* Directions for this task:
Take every line from the listing below that contains "cookie".

* The input:
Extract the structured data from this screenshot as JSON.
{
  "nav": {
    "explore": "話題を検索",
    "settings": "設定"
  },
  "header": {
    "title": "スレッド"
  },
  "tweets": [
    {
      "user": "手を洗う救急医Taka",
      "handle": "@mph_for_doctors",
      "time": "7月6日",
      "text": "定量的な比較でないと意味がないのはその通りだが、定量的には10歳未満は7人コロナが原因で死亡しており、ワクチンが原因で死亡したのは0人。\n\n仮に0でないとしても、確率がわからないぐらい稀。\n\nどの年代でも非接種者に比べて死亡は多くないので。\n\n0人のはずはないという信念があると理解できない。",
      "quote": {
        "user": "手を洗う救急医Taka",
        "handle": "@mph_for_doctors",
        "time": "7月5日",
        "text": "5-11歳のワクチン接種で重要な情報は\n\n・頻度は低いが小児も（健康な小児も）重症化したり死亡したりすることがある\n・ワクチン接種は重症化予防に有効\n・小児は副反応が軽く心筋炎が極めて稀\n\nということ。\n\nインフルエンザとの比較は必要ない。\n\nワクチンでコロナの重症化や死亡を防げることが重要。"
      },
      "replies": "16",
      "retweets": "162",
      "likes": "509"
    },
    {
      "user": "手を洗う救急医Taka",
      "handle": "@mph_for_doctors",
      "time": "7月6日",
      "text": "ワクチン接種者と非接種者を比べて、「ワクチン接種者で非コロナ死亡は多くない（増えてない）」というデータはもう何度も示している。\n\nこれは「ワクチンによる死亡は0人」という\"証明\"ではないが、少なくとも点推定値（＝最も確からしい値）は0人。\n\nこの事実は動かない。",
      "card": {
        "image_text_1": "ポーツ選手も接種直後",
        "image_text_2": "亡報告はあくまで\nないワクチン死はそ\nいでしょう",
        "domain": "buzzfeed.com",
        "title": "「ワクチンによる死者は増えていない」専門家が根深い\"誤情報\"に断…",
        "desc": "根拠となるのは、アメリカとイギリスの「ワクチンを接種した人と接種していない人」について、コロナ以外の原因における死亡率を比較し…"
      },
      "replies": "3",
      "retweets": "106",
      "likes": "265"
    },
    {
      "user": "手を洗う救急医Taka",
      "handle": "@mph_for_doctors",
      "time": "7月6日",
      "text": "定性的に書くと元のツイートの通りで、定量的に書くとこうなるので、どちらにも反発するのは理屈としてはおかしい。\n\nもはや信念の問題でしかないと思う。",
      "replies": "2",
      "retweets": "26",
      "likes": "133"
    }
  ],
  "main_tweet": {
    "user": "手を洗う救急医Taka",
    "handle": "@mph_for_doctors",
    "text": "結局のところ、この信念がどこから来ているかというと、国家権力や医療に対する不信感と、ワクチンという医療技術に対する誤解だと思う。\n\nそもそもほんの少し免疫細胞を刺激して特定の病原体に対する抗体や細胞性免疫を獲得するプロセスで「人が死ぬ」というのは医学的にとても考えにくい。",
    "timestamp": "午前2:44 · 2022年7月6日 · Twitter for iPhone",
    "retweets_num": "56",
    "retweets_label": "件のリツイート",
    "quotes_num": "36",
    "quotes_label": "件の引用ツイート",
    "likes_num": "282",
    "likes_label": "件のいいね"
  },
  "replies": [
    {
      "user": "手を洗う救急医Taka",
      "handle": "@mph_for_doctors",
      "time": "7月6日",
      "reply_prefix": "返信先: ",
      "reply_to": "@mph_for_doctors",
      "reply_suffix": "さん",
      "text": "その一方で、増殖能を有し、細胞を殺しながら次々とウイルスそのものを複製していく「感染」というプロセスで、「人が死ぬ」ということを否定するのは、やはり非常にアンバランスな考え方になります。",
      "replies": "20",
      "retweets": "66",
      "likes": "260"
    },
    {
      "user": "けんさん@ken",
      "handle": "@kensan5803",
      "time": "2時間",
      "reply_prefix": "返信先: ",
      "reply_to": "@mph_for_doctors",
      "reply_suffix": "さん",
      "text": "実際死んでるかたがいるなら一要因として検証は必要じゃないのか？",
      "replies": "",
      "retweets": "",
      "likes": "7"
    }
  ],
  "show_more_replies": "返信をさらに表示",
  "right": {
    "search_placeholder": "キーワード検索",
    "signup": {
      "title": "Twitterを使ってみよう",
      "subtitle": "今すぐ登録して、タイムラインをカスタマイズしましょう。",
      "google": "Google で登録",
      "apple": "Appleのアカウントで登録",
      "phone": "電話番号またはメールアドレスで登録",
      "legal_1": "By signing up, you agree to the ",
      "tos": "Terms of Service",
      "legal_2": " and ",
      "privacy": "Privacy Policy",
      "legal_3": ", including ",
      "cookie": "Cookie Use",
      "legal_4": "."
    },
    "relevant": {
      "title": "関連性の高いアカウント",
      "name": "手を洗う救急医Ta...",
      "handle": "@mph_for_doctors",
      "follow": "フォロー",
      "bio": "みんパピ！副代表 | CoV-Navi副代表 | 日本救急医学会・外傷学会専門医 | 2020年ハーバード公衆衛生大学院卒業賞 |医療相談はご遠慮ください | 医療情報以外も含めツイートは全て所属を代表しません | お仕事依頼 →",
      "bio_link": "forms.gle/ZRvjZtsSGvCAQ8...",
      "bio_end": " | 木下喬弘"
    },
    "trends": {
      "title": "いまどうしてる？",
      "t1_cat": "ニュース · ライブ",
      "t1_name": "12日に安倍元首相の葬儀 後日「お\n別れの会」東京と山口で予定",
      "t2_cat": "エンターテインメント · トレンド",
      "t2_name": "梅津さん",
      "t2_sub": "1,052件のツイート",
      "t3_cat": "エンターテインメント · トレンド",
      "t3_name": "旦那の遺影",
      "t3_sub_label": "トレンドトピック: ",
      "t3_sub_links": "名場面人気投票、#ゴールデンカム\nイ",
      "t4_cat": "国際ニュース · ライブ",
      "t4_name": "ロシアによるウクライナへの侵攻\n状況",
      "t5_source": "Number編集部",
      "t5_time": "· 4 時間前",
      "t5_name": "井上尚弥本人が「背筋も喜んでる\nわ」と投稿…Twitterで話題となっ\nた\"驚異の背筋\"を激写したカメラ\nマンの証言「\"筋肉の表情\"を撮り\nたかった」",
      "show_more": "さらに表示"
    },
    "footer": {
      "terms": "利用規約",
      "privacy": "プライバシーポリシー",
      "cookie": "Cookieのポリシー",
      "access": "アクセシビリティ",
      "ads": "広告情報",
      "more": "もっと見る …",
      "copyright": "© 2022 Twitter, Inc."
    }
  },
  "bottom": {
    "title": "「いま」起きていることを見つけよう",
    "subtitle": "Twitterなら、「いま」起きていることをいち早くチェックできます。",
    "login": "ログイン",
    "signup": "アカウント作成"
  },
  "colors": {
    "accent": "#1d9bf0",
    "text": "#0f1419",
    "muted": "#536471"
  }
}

* Task output:
      "cookie": "Cookie Use",
      "cookie": "Cookieのポリシー",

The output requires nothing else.